Start of Material provided

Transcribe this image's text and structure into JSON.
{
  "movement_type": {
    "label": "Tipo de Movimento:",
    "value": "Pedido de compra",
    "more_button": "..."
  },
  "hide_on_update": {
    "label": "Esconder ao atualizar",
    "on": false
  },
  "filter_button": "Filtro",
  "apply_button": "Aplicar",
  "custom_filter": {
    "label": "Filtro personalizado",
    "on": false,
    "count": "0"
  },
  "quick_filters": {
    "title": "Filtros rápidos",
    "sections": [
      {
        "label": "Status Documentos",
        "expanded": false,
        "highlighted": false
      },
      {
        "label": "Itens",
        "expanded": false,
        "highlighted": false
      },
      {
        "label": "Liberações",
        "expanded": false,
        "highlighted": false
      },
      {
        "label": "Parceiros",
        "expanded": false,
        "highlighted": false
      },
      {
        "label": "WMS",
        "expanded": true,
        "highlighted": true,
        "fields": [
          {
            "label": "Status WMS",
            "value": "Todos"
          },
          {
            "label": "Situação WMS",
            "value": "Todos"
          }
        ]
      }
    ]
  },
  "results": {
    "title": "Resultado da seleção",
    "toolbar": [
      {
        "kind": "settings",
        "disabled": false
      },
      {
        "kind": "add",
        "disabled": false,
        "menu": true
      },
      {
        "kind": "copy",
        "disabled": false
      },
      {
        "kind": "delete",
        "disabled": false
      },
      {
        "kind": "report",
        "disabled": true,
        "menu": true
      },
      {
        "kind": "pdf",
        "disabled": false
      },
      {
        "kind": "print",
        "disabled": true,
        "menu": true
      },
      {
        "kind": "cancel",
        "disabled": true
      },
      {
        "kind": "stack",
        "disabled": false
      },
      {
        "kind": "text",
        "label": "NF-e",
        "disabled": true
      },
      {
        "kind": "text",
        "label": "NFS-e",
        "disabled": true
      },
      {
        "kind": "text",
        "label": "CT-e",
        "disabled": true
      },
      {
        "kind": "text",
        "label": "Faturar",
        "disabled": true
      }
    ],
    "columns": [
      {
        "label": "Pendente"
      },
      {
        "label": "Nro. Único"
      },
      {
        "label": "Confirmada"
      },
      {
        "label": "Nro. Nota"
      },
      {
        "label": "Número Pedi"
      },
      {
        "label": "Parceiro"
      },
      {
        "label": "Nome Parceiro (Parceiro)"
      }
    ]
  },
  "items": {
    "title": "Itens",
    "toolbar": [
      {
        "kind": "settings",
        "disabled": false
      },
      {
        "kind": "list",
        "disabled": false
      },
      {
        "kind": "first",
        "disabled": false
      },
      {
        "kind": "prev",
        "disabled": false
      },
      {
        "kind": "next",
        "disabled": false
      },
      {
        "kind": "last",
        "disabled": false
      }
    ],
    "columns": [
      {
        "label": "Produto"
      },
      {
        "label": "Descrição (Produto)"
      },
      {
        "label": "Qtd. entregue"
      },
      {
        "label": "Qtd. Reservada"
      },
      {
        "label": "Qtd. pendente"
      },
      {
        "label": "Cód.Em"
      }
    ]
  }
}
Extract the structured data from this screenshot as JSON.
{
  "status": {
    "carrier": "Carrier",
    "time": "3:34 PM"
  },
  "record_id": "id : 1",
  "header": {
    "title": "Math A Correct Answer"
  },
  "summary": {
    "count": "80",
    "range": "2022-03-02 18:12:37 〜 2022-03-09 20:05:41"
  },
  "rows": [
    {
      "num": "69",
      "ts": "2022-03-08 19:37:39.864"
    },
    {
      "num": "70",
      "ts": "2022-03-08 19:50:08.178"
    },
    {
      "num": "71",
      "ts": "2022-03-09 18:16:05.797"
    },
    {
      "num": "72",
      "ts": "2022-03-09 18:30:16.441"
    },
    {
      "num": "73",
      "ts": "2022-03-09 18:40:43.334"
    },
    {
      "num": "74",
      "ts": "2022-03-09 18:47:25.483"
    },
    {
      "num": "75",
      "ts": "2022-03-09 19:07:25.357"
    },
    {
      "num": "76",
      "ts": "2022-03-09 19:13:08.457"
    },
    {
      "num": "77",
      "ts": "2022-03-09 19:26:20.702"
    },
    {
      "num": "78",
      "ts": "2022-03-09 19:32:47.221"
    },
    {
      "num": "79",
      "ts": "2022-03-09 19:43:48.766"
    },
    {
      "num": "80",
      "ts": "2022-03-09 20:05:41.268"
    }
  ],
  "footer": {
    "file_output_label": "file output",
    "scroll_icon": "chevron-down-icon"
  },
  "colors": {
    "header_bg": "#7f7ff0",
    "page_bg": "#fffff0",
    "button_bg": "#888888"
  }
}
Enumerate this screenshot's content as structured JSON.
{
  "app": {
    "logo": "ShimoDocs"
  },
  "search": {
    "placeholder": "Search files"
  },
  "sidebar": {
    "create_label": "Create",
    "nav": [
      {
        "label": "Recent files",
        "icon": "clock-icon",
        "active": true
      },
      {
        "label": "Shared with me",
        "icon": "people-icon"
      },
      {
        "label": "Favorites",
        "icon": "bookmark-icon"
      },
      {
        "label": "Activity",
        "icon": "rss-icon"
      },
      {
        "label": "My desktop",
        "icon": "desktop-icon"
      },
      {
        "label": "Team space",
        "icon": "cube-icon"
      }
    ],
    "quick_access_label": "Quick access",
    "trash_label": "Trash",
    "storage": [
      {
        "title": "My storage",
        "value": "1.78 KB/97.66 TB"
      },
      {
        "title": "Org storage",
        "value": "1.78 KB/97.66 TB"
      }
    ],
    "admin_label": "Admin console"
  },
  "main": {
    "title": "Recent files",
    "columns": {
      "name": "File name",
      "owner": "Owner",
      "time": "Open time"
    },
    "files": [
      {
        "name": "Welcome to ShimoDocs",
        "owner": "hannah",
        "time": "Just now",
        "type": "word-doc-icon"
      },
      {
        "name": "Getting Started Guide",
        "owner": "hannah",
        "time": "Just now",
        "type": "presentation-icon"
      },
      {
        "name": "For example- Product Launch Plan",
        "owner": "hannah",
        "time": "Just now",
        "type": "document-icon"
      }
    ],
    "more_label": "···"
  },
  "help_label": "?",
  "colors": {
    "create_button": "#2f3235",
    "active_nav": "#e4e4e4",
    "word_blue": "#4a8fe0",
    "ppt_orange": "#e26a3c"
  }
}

End of Material provided

=== Directive ===
In full and verbatim, repeat the records given above.

=== Answer to the task ===
Transcribe this image's text and structure into JSON.
{
  "movement_type": {
    "label": "Tipo de Movimento:",
    "value": "Pedido de compra",
    "more_button": "..."
  },
  "hide_on_update": {
    "label": "Esconder ao atualizar",
    "on": false
  },
  "filter_button": "Filtro",
  "apply_button": "Aplicar",
  "custom_filter": {
    "label": "Filtro personalizado",
    "on": false,
    "count": "0"
  },
  "quick_filters": {
    "title": "Filtros rápidos",
    "sections": [
      {
        "label": "Status Documentos",
        "expanded": false,
        "highlighted": false
      },
      {
        "label": "Itens",
        "expanded": false,
        "highlighted": false
      },
      {
        "label": "Liberações",
        "expanded": false,
        "highlighted": false
      },
      {
        "label": "Parceiros",
        "expanded": false,
        "highlighted": false
      },
      {
        "label": "WMS",
        "expanded": true,
        "highlighted": true,
        "fields": [
          {
            "label": "Status WMS",
            "value": "Todos"
          },
          {
            "label": "Situação WMS",
            "value": "Todos"
          }
        ]
      }
    ]
  },
  "results": {
    "title": "Resultado da seleção",
    "toolbar": [
      {
        "kind": "settings",
        "disabled": false
      },
      {
        "kind": "add",
        "disabled": false,
        "menu": true
      },
      {
        "kind": "copy",
        "disabled": false
      },
      {
        "kind": "delete",
        "disabled": false
      },
      {
        "kind": "report",
        "disabled": true,
        "menu": true
      },
      {
        "kind": "pdf",
        "disabled": false
      },
      {
        "kind": "print",
        "disabled": true,
        "menu": true
      },
      {
        "kind": "cancel",
        "disabled": true
      },
      {
        "kind": "stack",
        "disabled": false
      },
      {
        "kind": "text",
        "label": "NF-e",
        "disabled": true
      },
      {
        "kind": "text",
        "label": "NFS-e",
        "disabled": true
      },
      {
        "kind": "text",
        "label": "CT-e",
        "disabled": true
      },
      {
        "kind": "text",
        "label": "Faturar",
        "disabled": true
      }
    ],
    "columns": [
      {
        "label": "Pendente"
      },
      {
        "label": "Nro. Único"
      },
      {
        "label": "Confirmada"
      },
      {
        "label": "Nro. Nota"
      },
      {
        "label": "Número Pedi"
      },
      {
        "label": "Parceiro"
      },
      {
        "label": "Nome Parceiro (Parceiro)"
      }
    ]
  },
  "items": {
    "title": "Itens",
    "toolbar": [
      {
        "kind": "settings",
        "disabled": false
      },
      {
        "kind": "list",
        "disabled": false
      },
      {
        "kind": "first",
        "disabled": false
      },
      {
        "kind": "prev",
        "disabled": false
      },
      {
        "kind": "next",
        "disabled": false
      },
      {
        "kind": "last",
        "disabled": false
      }
    ],
    "columns": [
      {
        "label": "Produto"
      },
      {
        "label": "Descrição (Produto)"
      },
      {
        "label": "Qtd. entregue"
      },
      {
        "label": "Qtd. Reservada"
      },
      {
        "label": "Qtd. pendente"
      },
      {
        "label": "Cód.Em"
      }
    ]
  }
}
Extract the structured data from this screenshot as JSON.
{
  "status": {
    "carrier": "Carrier",
    "time": "3:34 PM"
  },
  "record_id": "id : 1",
  "header": {
    "title": "Math A Correct Answer"
  },
  "summary": {
    "count": "80",
    "range": "2022-03-02 18:12:37 〜 2022-03-09 20:05:41"
  },
  "rows": [
    {
      "num": "69",
      "ts": "2022-03-08 19:37:39.864"
    },
    {
      "num": "70",
      "ts": "2022-03-08 19:50:08.178"
    },
    {
      "num": "71",
      "ts": "2022-03-09 18:16:05.797"
    },
    {
      "num": "72",
      "ts": "2022-03-09 18:30:16.441"
    },
    {
      "num": "73",
      "ts": "2022-03-09 18:40:43.334"
    },
    {
      "num": "74",
      "ts": "2022-03-09 18:47:25.483"
    },
    {
      "num": "75",
      "ts": "2022-03-09 19:07:25.357"
    },
    {
      "num": "76",
      "ts": "2022-03-09 19:13:08.457"
    },
    {
      "num": "77",
      "ts": "2022-03-09 19:26:20.702"
    },
    {
      "num": "78",
      "ts": "2022-03-09 19:32:47.221"
    },
    {
      "num": "79",
      "ts": "2022-03-09 19:43:48.766"
    },
    {
      "num": "80",
      "ts": "2022-03-09 20:05:41.268"
    }
  ],
  "footer": {
    "file_output_label": "file output",
    "scroll_icon": "chevron-down-icon"
  },
  "colors": {
    "header_bg": "#7f7ff0",
    "page_bg": "#fffff0",
    "button_bg": "#888888"
  }
}
Enumerate this screenshot's content as structured JSON.
{
  "app": {
    "logo": "ShimoDocs"
  },
  "search": {
    "placeholder": "Search files"
  },
  "sidebar": {
    "create_label": "Create",
    "nav": [
      {
        "label": "Recent files",
        "icon": "clock-icon",
        "active": true
      },
      {
        "label": "Shared with me",
        "icon": "people-icon"
      },
      {
        "label": "Favorites",
        "icon": "bookmark-icon"
      },
      {
        "label": "Activity",
        "icon": "rss-icon"
      },
      {
        "label": "My desktop",
        "icon": "desktop-icon"
      },
      {
        "label": "Team space",
        "icon": "cube-icon"
      }
    ],
    "quick_access_label": "Quick access",
    "trash_label": "Trash",
    "storage": [
      {
        "title": "My storage",
        "value": "1.78 KB/97.66 TB"
      },
      {
        "title": "Org storage",
        "value": "1.78 KB/97.66 TB"
      }
    ],
    "admin_label": "Admin console"
  },
  "main": {
    "title": "Recent files",
    "columns": {
      "name": "File name",
      "owner": "Owner",
      "time": "Open time"
    },
    "files": [
      {
        "name": "Welcome to ShimoDocs",
        "owner": "hannah",
        "time": "Just now",
        "type": "word-doc-icon"
      },
      {
        "name": "Getting Started Guide",
        "owner": "hannah",
        "time": "Just now",
        "type": "presentation-icon"
      },
      {
        "name": "For example- Product Launch Plan",
        "owner": "hannah",
        "time": "Just now",
        "type": "document-icon"
      }
    ],
    "more_label": "···"
  },
  "help_label": "?",
  "colors": {
    "create_button": "#2f3235",
    "active_nav": "#e4e4e4",
    "word_blue": "#4a8fe0",
    "ppt_orange": "#e26a3c"
  }
}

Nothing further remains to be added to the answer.